» REQUIRED WORK
Go through the entries below and copy each line that holds the word "durch".

» AVAILABLE DATA
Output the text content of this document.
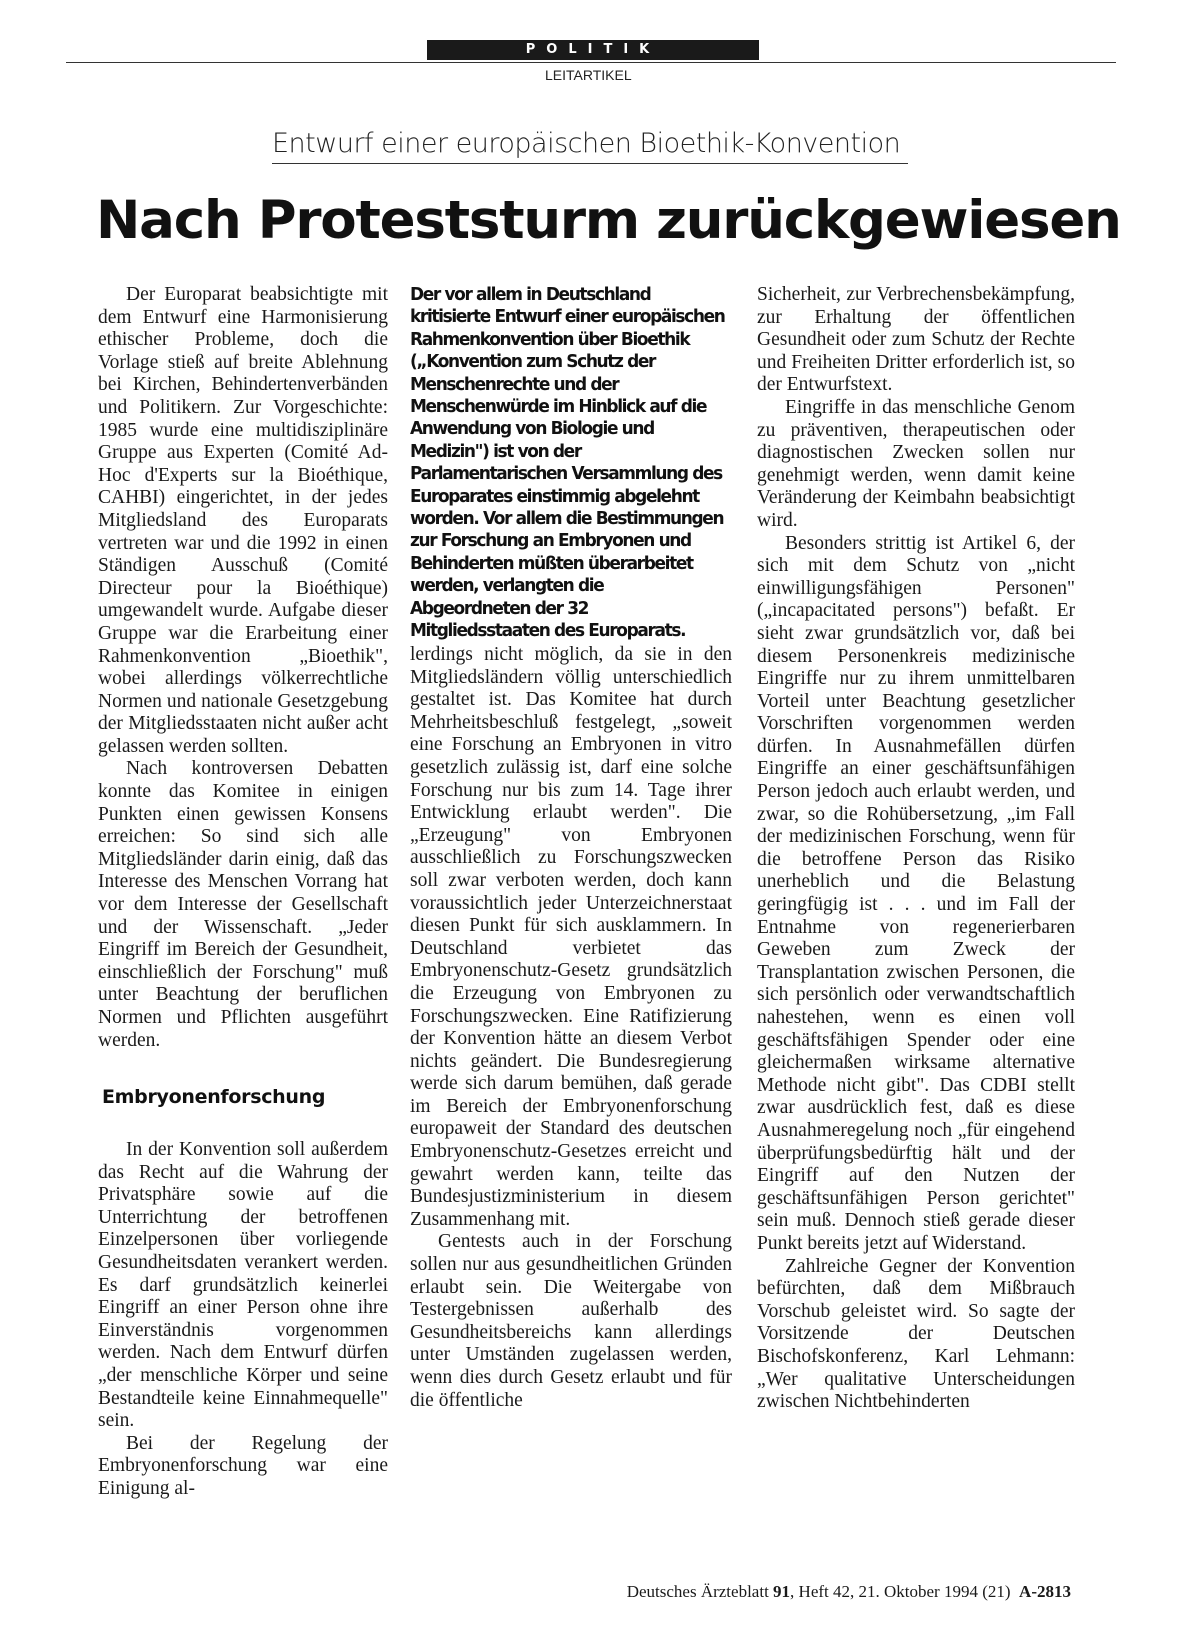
POLITIK
LEITARTIKEL
Entwurf einer europäischen Bioethik-Konvention
Nach Proteststurm zurückgewiesen

Der Europarat beabsichtigte mit dem Entwurf eine Harmonisierung ethischer Probleme, doch die Vorlage stieß auf breite Ablehnung bei Kirchen, Behindertenverbänden und Politikern. Zur Vorgeschichte: 1985 wurde eine multidisziplinäre Gruppe aus Experten (Comité Ad-Hoc d'Experts sur la Bioéthique, CAHBI) eingerichtet, in der jedes Mitgliedsland des Europarats vertreten war und die 1992 in einen Ständigen Ausschuß (Comité Directeur pour la Bioéthique) umgewandelt wurde. Aufgabe dieser Gruppe war die Erarbeitung einer Rahmenkonvention „Bioethik", wobei allerdings völkerrechtliche Normen und nationale Gesetzgebung der Mitgliedsstaaten nicht außer acht gelassen werden sollten.

Nach kontroversen Debatten konnte das Komitee in einigen Punkten einen gewissen Konsens erreichen: So sind sich alle Mitgliedsländer darin einig, daß das Interesse des Menschen Vorrang hat vor dem Interesse der Gesellschaft und der Wissenschaft. „Jeder Eingriff im Bereich der Gesundheit, einschließlich der Forschung" muß unter Beachtung der beruflichen Normen und Pflichten ausgeführt werden.

Embryonenforschung

In der Konvention soll außerdem das Recht auf die Wahrung der Privatsphäre sowie auf die Unterrichtung der betroffenen Einzelpersonen über vorliegende Gesundheitsdaten verankert werden. Es darf grundsätzlich keinerlei Eingriff an einer Person ohne ihre Einverständnis vorgenommen werden. Nach dem Entwurf dürfen „der menschliche Körper und seine Bestandteile keine Einnahmequelle" sein.

Bei der Regelung der Embryonenforschung war eine Einigung al-

Der vor allem in Deutschland kritisierte Entwurf einer europäischen Rahmenkonvention über Bioethik („Konvention zum Schutz der Menschenrechte und der Menschenwürde im Hinblick auf die Anwendung von Biologie und Medizin") ist von der Parlamentarischen Versammlung des Europarates einstimmig abgelehnt worden. Vor allem die Bestimmungen zur Forschung an Embryonen und Behinderten müßten überarbeitet werden, verlangten die Abgeordneten der 32 Mitgliedsstaaten des Europarats.

lerdings nicht möglich, da sie in den Mitgliedsländern völlig unterschiedlich gestaltet ist. Das Komitee hat durch Mehrheitsbeschluß festgelegt, „soweit eine Forschung an Embryonen in vitro gesetzlich zulässig ist, darf eine solche Forschung nur bis zum 14. Tage ihrer Entwicklung erlaubt werden". Die „Erzeugung" von Embryonen ausschließlich zu Forschungszwecken soll zwar verboten werden, doch kann voraussichtlich jeder Unterzeichnerstaat diesen Punkt für sich ausklammern. In Deutschland verbietet das Embryonenschutz-Gesetz grundsätzlich die Erzeugung von Embryonen zu Forschungszwecken. Eine Ratifizierung der Konvention hätte an diesem Verbot nichts geändert. Die Bundesregierung werde sich darum bemühen, daß gerade im Bereich der Embryonenforschung europaweit der Standard des deutschen Embryonenschutz-Gesetzes erreicht und gewahrt werden kann, teilte das Bundesjustizministerium in diesem Zusammenhang mit.

Gentests auch in der Forschung sollen nur aus gesundheitlichen Gründen erlaubt sein. Die Weitergabe von Testergebnissen außerhalb des Gesundheitsbereichs kann allerdings unter Umständen zugelassen werden, wenn dies durch Gesetz erlaubt und für die öffentliche

Sicherheit, zur Verbrechensbekämpfung, zur Erhaltung der öffentlichen Gesundheit oder zum Schutz der Rechte und Freiheiten Dritter erforderlich ist, so der Entwurfstext.

Eingriffe in das menschliche Genom zu präventiven, therapeutischen oder diagnostischen Zwecken sollen nur genehmigt werden, wenn damit keine Veränderung der Keimbahn beabsichtigt wird.

Besonders strittig ist Artikel 6, der sich mit dem Schutz von „nicht einwilligungsfähigen Personen" („incapacitated persons") befaßt. Er sieht zwar grundsätzlich vor, daß bei diesem Personenkreis medizinische Eingriffe nur zu ihrem unmittelbaren Vorteil unter Beachtung gesetzlicher Vorschriften vorgenommen werden dürfen. In Ausnahmefällen dürfen Eingriffe an einer geschäftsunfähigen Person jedoch auch erlaubt werden, und zwar, so die Rohübersetzung, „im Fall der medizinischen Forschung, wenn für die betroffene Person das Risiko unerheblich und die Belastung geringfügig ist . . . und im Fall der Entnahme von regenerierbaren Geweben zum Zweck der Transplantation zwischen Personen, die sich persönlich oder verwandtschaftlich nahestehen, wenn es einen voll geschäftsfähigen Spender oder eine gleichermaßen wirksame alternative Methode nicht gibt". Das CDBI stellt zwar ausdrücklich fest, daß es diese Ausnahmeregelung noch „für eingehend überprüfungsbedürftig hält und der Eingriff auf den Nutzen der geschäftsunfähigen Person gerichtet" sein muß. Dennoch stieß gerade dieser Punkt bereits jetzt auf Widerstand.

Zahlreiche Gegner der Konvention befürchten, daß dem Mißbrauch Vorschub geleistet wird. So sagte der Vorsitzende der Deutschen Bischofskonferenz, Karl Lehmann: „Wer qualitative Unterscheidungen zwischen Nichtbehinderten

Deutsches Ärzteblatt 91, Heft 42, 21. Oktober 1994 (21) A-2813
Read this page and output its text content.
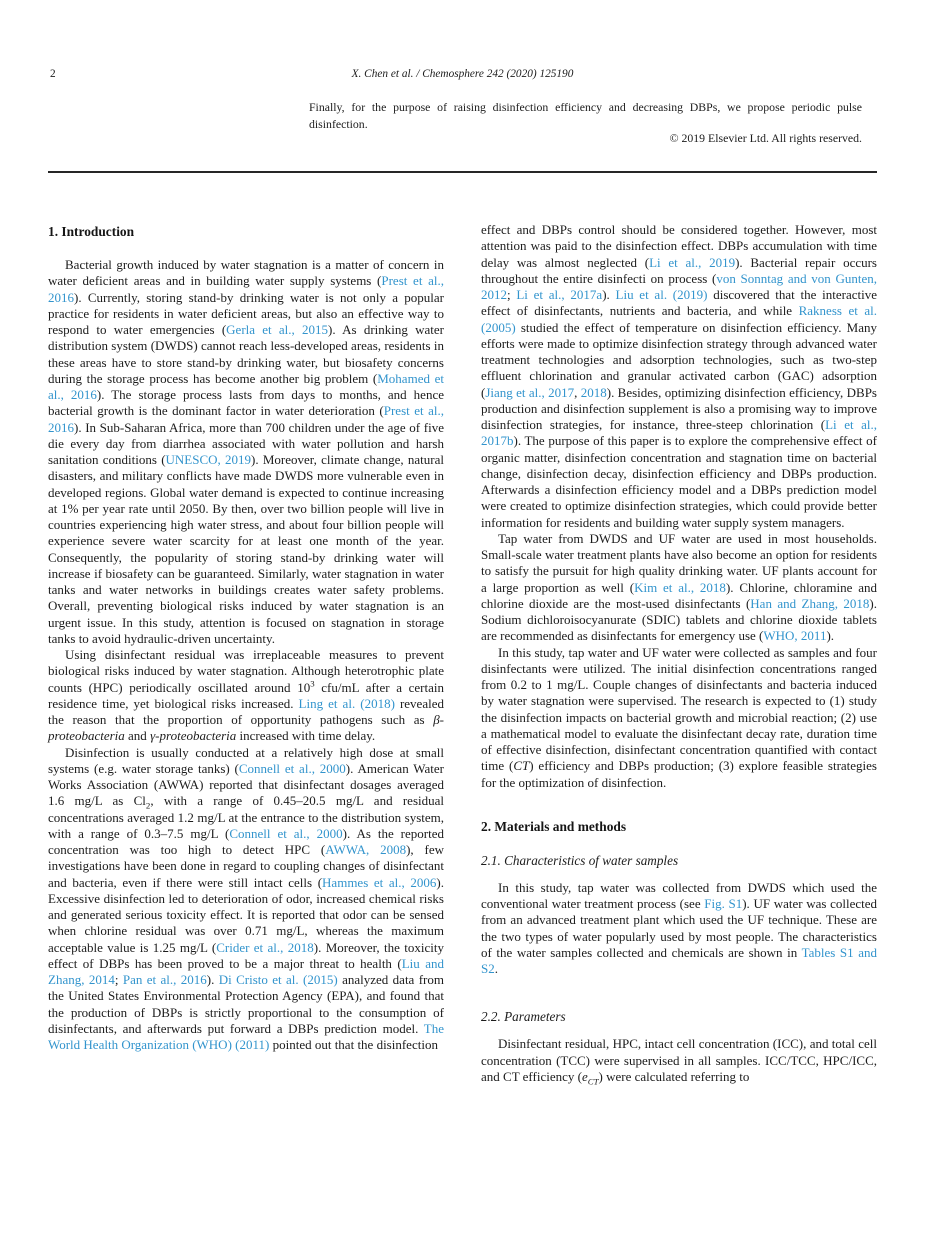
2	X. Chen et al. / Chemosphere 242 (2020) 125190
Finally, for the purpose of raising disinfection efficiency and decreasing DBPs, we propose periodic pulse disinfection.
© 2019 Elsevier Ltd. All rights reserved.
1. Introduction

Bacterial growth induced by water stagnation is a matter of concern in water deficient areas and in building water supply systems (Prest et al., 2016). Currently, storing stand-by drinking water is not only a popular practice for residents in water deficient areas, but also an effective way to respond to water emergencies (Gerla et al., 2015). As drinking water distribution system (DWDS) cannot reach less-developed areas, residents in these areas have to store stand-by drinking water, but biosafety concerns during the storage process has become another big problem (Mohamed et al., 2016). The storage process lasts from days to months, and hence bacterial growth is the dominant factor in water deterioration (Prest et al., 2016). In Sub-Saharan Africa, more than 700 children under the age of five die every day from diarrhea associated with water pollution and harsh sanitation conditions (UNESCO, 2019). Moreover, climate change, natural disasters, and military conflicts have made DWDS more vulnerable even in developed regions. Global water demand is expected to continue increasing at 1% per year rate until 2050. By then, over two billion people will live in countries experiencing high water stress, and about four billion people will experience severe water scarcity for at least one month of the year. Consequently, the popularity of storing stand-by drinking water will increase if biosafety can be guaranteed. Similarly, water stagnation in water tanks and water networks in buildings creates water safety problems. Overall, preventing biological risks induced by water stagnation is an urgent issue. In this study, attention is focused on stagnation in storage tanks to avoid hydraulic-driven uncertainty.

Using disinfectant residual was irreplaceable measures to prevent biological risks induced by water stagnation. Although heterotrophic plate counts (HPC) periodically oscillated around $10^3$ cfu/mL after a certain residence time, yet biological risks increased. Ling et al. (2018) revealed the reason that the proportion of opportunity pathogens such as β-proteobacteria and γ-proteobacteria increased with time delay.

Disinfection is usually conducted at a relatively high dose at small systems (e.g. water storage tanks) (Connell et al., 2000). American Water Works Association (AWWA) reported that disinfectant dosages averaged 1.6 mg/L as $Cl_2$, with a range of 0.45–20.5 mg/L and residual concentrations averaged 1.2 mg/L at the entrance to the distribution system, with a range of 0.3–7.5 mg/L (Connell et al., 2000). As the reported concentration was too high to detect HPC (AWWA, 2008), few investigations have been done in regard to coupling changes of disinfectant and bacteria, even if there were still intact cells (Hammes et al., 2006). Excessive disinfection led to deterioration of odor, increased chemical risks and generated serious toxicity effect. It is reported that odor can be sensed when chlorine residual was over 0.71 mg/L, whereas the maximum acceptable value is 1.25 mg/L (Crider et al., 2018). Moreover, the toxicity effect of DBPs has been proved to be a major threat to health (Liu and Zhang, 2014; Pan et al., 2016). Di Cristo et al. (2015) analyzed data from the United States Environmental Protection Agency (EPA), and found that the production of DBPs is strictly proportional to the consumption of disinfectants, and afterwards put forward a DBPs prediction model. The World Health Organization (WHO) (2011) pointed out that the disinfection

effect and DBPs control should be considered together. However, most attention was paid to the disinfection effect. DBPs accumulation with time delay was almost neglected (Li et al., 2019). Bacterial repair occurs throughout the entire disinfecti on process (von Sonntag and von Gunten, 2012; Li et al., 2017a). Liu et al. (2019) discovered that the interactive effect of disinfectants, nutrients and bacteria, and while Rakness et al. (2005) studied the effect of temperature on disinfection efficiency. Many efforts were made to optimize disinfection strategy through advanced water treatment technologies and adsorption technologies, such as two-step effluent chlorination and granular activated carbon (GAC) adsorption (Jiang et al., 2017, 2018). Besides, optimizing disinfection efficiency, DBPs production and disinfection supplement is also a promising way to improve disinfection strategies, for instance, three-steep chlorination (Li et al., 2017b). The purpose of this paper is to explore the comprehensive effect of organic matter, disinfection concentration and stagnation time on bacterial change, disinfection decay, disinfection efficiency and DBPs production. Afterwards a disinfection efficiency model and a DBPs prediction model were created to optimize disinfection strategies, which could provide better information for residents and building water supply system managers.

Tap water from DWDS and UF water are used in most households. Small-scale water treatment plants have also become an option for residents to satisfy the pursuit for high quality drinking water. UF plants account for a large proportion as well (Kim et al., 2018). Chlorine, chloramine and chlorine dioxide are the most-used disinfectants (Han and Zhang, 2018). Sodium dichloroisocyanurate (SDIC) tablets and chlorine dioxide tablets are recommended as disinfectants for emergency use (WHO, 2011).

In this study, tap water and UF water were collected as samples and four disinfectants were utilized. The initial disinfection concentrations ranged from 0.2 to 1 mg/L. Couple changes of disinfectants and bacteria induced by water stagnation were supervised. The research is expected to (1) study the disinfection impacts on bacterial growth and microbial reaction; (2) use a mathematical model to evaluate the disinfectant decay rate, duration time of effective disinfection, disinfectant concentration quantified with contact time (CT) efficiency and DBPs production; (3) explore feasible strategies for the optimization of disinfection.

2. Materials and methods
2.1. Characteristics of water samples

In this study, tap water was collected from DWDS which used the conventional water treatment process (see Fig. S1). UF water was collected from an advanced treatment plant which used the UF technique. These are the two types of water popularly used by most people. The characteristics of the water samples collected and chemicals are shown in Tables S1 and S2.

2.2. Parameters

Disinfectant residual, HPC, intact cell concentration (ICC), and total cell concentration (TCC) were supervised in all samples. ICC/TCC, HPC/ICC, and CT efficiency $(e_{CT})$ were calculated referring to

» RESULT OF THE EXERCISE
lerdings nicht möglich, da sie in den Mitgliedsländern völlig unterschiedlich gestaltet ist. Das Komitee hat durch Mehrheitsbeschluß festgelegt, „soweit eine Forschung an Embryonen in vitro gesetzlich zulässig ist, darf eine solche Forschung nur bis zum 14. Tage ihrer Entwicklung erlaubt werden". Die „Erzeugung" von Embryonen ausschließlich zu Forschungszwecken soll zwar verboten werden, doch kann voraussichtlich jeder Unterzeichnerstaat diesen Punkt für sich ausklammern. In Deutschland verbietet das Embryonenschutz-Gesetz grundsätzlich die Erzeugung von Embryonen zu Forschungszwecken. Eine Ratifizierung der Konvention hätte an diesem Verbot nichts geändert. Die Bundesregierung werde sich darum bemühen, daß gerade im Bereich der Embryonenforschung europaweit der Standard des deutschen Embryonenschutz-Gesetzes erreicht und gewahrt werden kann, teilte das Bundesjustizministerium in diesem Zusammenhang mit.
Gentests auch in der Forschung sollen nur aus gesundheitlichen Gründen erlaubt sein. Die Weitergabe von Testergebnissen außerhalb des Gesundheitsbereichs kann allerdings unter Umständen zugelassen werden, wenn dies durch Gesetz erlaubt und für die öffentliche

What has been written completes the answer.